I’ve been denied a job based off of the negative information on my credit.
Yep, it’s true.
I was an independent contractor for a very well-known wealth management firm, and all of their employees had to pass a background and credit check.
After passing the background check and crushing the interview process, I was shocked when the HR rep informed me that I would remain an independent contractor and would not be considered further as an employee. OUCH!
Talk about embarrassing.
Even worst I had to smile and thank her for the opportunity and then train the person that was ultimately hired for the position that I applied for. I was pissed, but at the end of the day I could only blame myself.
At that point in my life, I’d never really focused on my credit. I mean, if I could afford to pay a bill after I got through spending my paycheck on what I wanted to spend it on; I paid it. If not, they had to wait until I decided to pay them (Aah, the joys of financial maturity!)
After that unpleasant experience, I began wondering why the heck an employer had to check my credit anyway.
As a contractor, I had already been performing the job well, which prompted them to offer me the position on a permanent basis in the first place.

**SET EXERCISE A**
Shorten the paragraph of the passage that begins "At that point in my life" into a brief list of its main facts.
The passage and the rows below come from unrelated sources.

**RECORDS TO PROCESS**
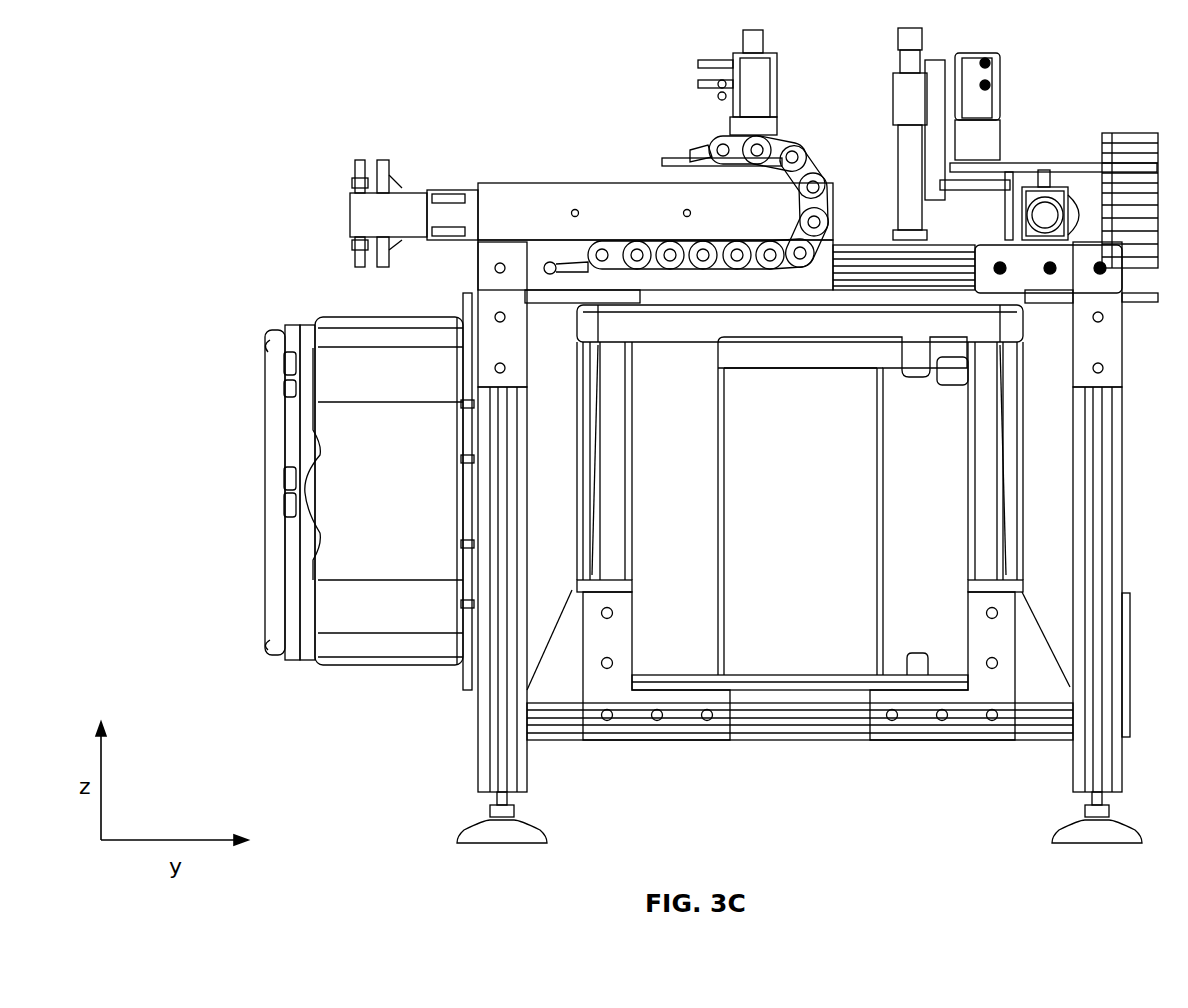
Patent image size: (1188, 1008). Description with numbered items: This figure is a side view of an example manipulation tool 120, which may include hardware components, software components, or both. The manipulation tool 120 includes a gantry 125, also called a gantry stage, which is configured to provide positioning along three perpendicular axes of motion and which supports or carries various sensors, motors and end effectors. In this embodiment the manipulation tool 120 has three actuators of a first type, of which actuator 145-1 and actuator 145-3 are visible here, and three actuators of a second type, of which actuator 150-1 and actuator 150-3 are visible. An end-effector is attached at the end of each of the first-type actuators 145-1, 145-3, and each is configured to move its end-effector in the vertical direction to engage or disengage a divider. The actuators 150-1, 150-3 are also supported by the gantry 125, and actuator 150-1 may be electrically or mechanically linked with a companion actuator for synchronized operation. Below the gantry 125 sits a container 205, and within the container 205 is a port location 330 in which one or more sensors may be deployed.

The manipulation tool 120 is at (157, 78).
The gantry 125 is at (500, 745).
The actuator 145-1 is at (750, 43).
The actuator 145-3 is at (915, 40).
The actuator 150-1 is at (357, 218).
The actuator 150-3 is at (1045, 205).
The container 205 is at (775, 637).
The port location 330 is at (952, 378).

--

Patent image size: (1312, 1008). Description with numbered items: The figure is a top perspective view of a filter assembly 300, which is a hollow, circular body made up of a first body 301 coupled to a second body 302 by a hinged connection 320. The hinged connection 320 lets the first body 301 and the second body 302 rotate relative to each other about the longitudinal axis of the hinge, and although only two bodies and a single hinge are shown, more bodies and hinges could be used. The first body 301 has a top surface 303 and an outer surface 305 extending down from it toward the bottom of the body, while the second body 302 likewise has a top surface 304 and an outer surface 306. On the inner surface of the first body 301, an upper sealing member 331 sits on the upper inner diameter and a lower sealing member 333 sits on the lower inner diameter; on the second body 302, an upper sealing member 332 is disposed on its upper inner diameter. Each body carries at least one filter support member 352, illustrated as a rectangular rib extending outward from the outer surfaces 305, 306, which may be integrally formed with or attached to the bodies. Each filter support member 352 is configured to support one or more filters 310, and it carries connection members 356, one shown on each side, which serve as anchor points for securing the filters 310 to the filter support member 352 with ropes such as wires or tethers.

---

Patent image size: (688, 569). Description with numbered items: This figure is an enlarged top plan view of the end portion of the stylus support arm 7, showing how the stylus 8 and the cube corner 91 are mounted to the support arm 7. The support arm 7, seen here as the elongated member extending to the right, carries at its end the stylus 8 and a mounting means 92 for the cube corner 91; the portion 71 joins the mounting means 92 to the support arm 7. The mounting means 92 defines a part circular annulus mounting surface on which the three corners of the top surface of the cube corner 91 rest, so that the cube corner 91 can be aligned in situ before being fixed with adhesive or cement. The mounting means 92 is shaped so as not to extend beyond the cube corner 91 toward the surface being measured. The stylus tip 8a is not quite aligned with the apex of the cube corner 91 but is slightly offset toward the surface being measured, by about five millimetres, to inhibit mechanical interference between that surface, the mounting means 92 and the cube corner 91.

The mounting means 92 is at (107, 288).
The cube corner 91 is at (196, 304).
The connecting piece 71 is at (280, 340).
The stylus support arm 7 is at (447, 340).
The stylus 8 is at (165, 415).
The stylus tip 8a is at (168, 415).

**SET EXERCISE B**
Copy the rows from the line with "Patent image size: (1188, 1008)." to the line with "The actuator 150-3 is at (1045, 205).", both included.

**EXPECTED ANSWER A**
- At that time, the writer had never really paid attention to credit.
- Bills got paid only if money remained after the paycheck went to whatever the writer wanted.
- Otherwise, the bills waited until the writer decided to pay them.

**EXPECTED ANSWER B**
Patent image size: (1188, 1008). Description with numbered items: This figure is a side view of an example manipulation tool 120, which may include hardware components, software components, or both. The manipulation tool 120 includes a gantry 125, also called a gantry stage, which is configured to provide positioning along three perpendicular axes of motion and which supports or carries various sensors, motors and end effectors. In this embodiment the manipulation tool 120 has three actuators of a first type, of which actuator 145-1 and actuator 145-3 are visible here, and three actuators of a second type, of which actuator 150-1 and actuator 150-3 are visible. An end-effector is attached at the end of each of the first-type actuators 145-1, 145-3, and each is configured to move its end-effector in the vertical direction to engage or disengage a divider. The actuators 150-1, 150-3 are also supported by the gantry 125, and actuator 150-1 may be electrically or mechanically linked with a companion actuator for synchronized operation. Below the gantry 125 sits a container 205, and within the container 205 is a port location 330 in which one or more sensors may be deployed.

The manipulation tool 120 is at (157, 78).
The gantry 125 is at (500, 745).
The actuator 145-1 is at (750, 43).
The actuator 145-3 is at (915, 40).
The actuator 150-1 is at (357, 218).
The actuator 150-3 is at (1045, 205).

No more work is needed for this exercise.